→ SOURCE RECORDS:
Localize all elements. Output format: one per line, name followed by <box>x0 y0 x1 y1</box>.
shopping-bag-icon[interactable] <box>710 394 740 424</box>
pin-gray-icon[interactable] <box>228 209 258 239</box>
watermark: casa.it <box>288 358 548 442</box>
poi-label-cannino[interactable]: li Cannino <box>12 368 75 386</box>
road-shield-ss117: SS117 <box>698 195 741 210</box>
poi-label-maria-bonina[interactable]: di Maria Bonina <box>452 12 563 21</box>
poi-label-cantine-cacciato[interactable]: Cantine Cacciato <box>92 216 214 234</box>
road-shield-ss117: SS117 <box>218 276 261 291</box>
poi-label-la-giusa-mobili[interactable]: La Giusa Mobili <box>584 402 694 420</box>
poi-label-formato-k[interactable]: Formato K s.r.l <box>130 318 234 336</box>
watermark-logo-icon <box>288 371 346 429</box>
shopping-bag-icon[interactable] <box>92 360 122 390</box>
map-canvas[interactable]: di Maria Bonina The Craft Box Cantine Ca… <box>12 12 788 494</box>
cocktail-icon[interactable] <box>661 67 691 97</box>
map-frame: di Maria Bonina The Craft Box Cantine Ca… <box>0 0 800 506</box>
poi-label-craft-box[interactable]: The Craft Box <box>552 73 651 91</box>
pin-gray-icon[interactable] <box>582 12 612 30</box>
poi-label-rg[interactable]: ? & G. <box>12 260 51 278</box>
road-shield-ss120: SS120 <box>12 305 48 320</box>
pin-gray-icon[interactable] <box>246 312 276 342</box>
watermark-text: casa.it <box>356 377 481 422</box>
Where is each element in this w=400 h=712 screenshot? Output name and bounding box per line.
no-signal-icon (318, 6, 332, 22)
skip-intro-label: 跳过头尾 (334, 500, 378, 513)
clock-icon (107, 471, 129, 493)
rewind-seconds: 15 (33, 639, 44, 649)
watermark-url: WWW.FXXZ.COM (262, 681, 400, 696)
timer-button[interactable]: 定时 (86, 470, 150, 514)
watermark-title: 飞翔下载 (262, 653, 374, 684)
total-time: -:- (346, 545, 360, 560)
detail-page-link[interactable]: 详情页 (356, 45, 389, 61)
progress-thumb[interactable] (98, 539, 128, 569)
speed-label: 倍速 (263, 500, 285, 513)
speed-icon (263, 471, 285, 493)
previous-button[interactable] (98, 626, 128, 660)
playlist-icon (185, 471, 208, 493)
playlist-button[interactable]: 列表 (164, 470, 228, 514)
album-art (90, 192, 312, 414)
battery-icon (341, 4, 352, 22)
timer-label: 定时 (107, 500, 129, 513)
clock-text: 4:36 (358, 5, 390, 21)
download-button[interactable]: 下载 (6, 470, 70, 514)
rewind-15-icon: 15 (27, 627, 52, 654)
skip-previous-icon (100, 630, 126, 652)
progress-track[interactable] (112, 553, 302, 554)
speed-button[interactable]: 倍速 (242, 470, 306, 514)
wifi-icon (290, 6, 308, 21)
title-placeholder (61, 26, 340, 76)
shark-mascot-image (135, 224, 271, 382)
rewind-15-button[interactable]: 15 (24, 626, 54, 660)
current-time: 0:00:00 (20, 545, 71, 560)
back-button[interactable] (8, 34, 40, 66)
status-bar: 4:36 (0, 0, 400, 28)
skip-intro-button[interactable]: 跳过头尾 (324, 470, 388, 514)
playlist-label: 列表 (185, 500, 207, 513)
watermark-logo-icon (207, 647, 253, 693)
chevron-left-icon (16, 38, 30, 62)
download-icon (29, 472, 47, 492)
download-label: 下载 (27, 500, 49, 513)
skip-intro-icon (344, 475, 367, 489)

→ WHAT THE EXERCISE ASKS: Rename "road-shield-ss117" to "route-marker-ss117" in everything from the start of the records down to the line containing "poi-label-formato-k[interactable]: Formato K", both ends included, and reproduce only those lines with all else unchanged.

→ THE RESULT:
Localize all elements. Output format: one per line, name followed by <box>x0 y0 x1 y1</box>.
shopping-bag-icon[interactable] <box>710 394 740 424</box>
pin-gray-icon[interactable] <box>228 209 258 239</box>
watermark: casa.it <box>288 358 548 442</box>
poi-label-cannino[interactable]: li Cannino <box>12 368 75 386</box>
route-marker-ss117: SS117 <box>698 195 741 210</box>
poi-label-maria-bonina[interactable]: di Maria Bonina <box>452 12 563 21</box>
poi-label-cantine-cacciato[interactable]: Cantine Cacciato <box>92 216 214 234</box>
route-marker-ss117: SS117 <box>218 276 261 291</box>
poi-label-la-giusa-mobili[interactable]: La Giusa Mobili <box>584 402 694 420</box>
poi-label-formato-k[interactable]: Formato K s.r.l <box>130 318 234 336</box>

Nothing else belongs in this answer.